Saved entries:
=====
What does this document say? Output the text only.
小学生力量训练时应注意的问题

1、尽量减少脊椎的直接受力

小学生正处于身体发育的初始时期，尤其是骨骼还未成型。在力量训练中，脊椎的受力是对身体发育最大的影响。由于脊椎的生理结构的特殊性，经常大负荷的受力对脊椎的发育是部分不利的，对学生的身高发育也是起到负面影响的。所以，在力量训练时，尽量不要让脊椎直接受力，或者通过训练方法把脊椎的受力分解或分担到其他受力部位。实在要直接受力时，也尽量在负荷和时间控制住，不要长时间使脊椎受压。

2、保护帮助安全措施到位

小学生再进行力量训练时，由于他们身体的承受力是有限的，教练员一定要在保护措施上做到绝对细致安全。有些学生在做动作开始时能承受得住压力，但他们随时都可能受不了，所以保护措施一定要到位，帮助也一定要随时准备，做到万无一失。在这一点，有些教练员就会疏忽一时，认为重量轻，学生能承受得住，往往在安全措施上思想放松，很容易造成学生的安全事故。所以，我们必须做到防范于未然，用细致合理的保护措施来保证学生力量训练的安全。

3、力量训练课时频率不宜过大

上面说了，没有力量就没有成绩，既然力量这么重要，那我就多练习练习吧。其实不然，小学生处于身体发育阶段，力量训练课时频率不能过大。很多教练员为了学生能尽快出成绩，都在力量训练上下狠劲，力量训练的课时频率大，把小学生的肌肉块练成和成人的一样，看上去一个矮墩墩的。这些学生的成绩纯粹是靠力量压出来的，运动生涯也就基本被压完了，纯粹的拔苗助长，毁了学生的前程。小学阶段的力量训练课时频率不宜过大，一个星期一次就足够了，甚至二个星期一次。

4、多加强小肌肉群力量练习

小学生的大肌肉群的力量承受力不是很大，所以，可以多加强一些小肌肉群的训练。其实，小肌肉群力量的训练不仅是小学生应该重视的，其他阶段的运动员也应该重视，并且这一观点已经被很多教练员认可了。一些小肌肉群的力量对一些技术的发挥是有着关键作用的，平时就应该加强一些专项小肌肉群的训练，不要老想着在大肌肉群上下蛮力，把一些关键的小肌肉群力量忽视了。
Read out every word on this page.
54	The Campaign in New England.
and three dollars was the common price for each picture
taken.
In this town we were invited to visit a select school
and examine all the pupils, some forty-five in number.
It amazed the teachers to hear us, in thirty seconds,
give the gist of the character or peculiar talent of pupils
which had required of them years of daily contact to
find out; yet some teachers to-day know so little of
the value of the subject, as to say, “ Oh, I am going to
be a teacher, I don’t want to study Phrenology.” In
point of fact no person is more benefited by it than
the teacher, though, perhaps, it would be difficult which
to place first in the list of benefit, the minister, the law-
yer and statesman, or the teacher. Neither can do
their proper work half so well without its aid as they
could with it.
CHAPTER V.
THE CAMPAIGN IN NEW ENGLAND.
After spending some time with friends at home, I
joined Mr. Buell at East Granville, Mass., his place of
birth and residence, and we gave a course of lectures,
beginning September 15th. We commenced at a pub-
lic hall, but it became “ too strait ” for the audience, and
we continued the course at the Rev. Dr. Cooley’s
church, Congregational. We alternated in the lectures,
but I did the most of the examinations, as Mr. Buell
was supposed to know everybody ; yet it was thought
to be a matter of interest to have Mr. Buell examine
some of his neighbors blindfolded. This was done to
=====
### [TASK INSTRUCTIONS]
All entries must be repeated verbatim.

### [EXERCISE OUTPUT]
What does this document say? Output the text only.
小学生力量训练时应注意的问题

1、尽量减少脊椎的直接受力

小学生正处于身体发育的初始时期，尤其是骨骼还未成型。在力量训练中，脊椎的受力是对身体发育最大的影响。由于脊椎的生理结构的特殊性，经常大负荷的受力对脊椎的发育是部分不利的，对学生的身高发育也是起到负面影响的。所以，在力量训练时，尽量不要让脊椎直接受力，或者通过训练方法把脊椎的受力分解或分担到其他受力部位。实在要直接受力时，也尽量在负荷和时间控制住，不要长时间使脊椎受压。

2、保护帮助安全措施到位

小学生再进行力量训练时，由于他们身体的承受力是有限的，教练员一定要在保护措施上做到绝对细致安全。有些学生在做动作开始时能承受得住压力，但他们随时都可能受不了，所以保护措施一定要到位，帮助也一定要随时准备，做到万无一失。在这一点，有些教练员就会疏忽一时，认为重量轻，学生能承受得住，往往在安全措施上思想放松，很容易造成学生的安全事故。所以，我们必须做到防范于未然，用细致合理的保护措施来保证学生力量训练的安全。

3、力量训练课时频率不宜过大

上面说了，没有力量就没有成绩，既然力量这么重要，那我就多练习练习吧。其实不然，小学生处于身体发育阶段，力量训练课时频率不能过大。很多教练员为了学生能尽快出成绩，都在力量训练上下狠劲，力量训练的课时频率大，把小学生的肌肉块练成和成人的一样，看上去一个矮墩墩的。这些学生的成绩纯粹是靠力量压出来的，运动生涯也就基本被压完了，纯粹的拔苗助长，毁了学生的前程。小学阶段的力量训练课时频率不宜过大，一个星期一次就足够了，甚至二个星期一次。

4、多加强小肌肉群力量练习

小学生的大肌肉群的力量承受力不是很大，所以，可以多加强一些小肌肉群的训练。其实，小肌肉群力量的训练不仅是小学生应该重视的，其他阶段的运动员也应该重视，并且这一观点已经被很多教练员认可了。一些小肌肉群的力量对一些技术的发挥是有着关键作用的，平时就应该加强一些专项小肌肉群的训练，不要老想着在大肌肉群上下蛮力，把一些关键的小肌肉群力量忽视了。
Read out every word on this page.
54	The Campaign in New England.
and three dollars was the common price for each picture
taken.
In this town we were invited to visit a select school
and examine all the pupils, some forty-five in number.
It amazed the teachers to hear us, in thirty seconds,
give the gist of the character or peculiar talent of pupils
which had required of them years of daily contact to
find out; yet some teachers to-day know so little of
the value of the subject, as to say, “ Oh, I am going to
be a teacher, I don’t want to study Phrenology.” In
point of fact no person is more benefited by it than
the teacher, though, perhaps, it would be difficult which
to place first in the list of benefit, the minister, the law-
yer and statesman, or the teacher. Neither can do
their proper work half so well without its aid as they
could with it.
CHAPTER V.
THE CAMPAIGN IN NEW ENGLAND.
After spending some time with friends at home, I
joined Mr. Buell at East Granville, Mass., his place of
birth and residence, and we gave a course of lectures,
beginning September 15th. We commenced at a pub-
lic hall, but it became “ too strait ” for the audience, and
we continued the course at the Rev. Dr. Cooley’s
church, Congregational. We alternated in the lectures,
but I did the most of the examinations, as Mr. Buell
was supposed to know everybody ; yet it was thought
to be a matter of interest to have Mr. Buell examine
some of his neighbors blindfolded. This was done to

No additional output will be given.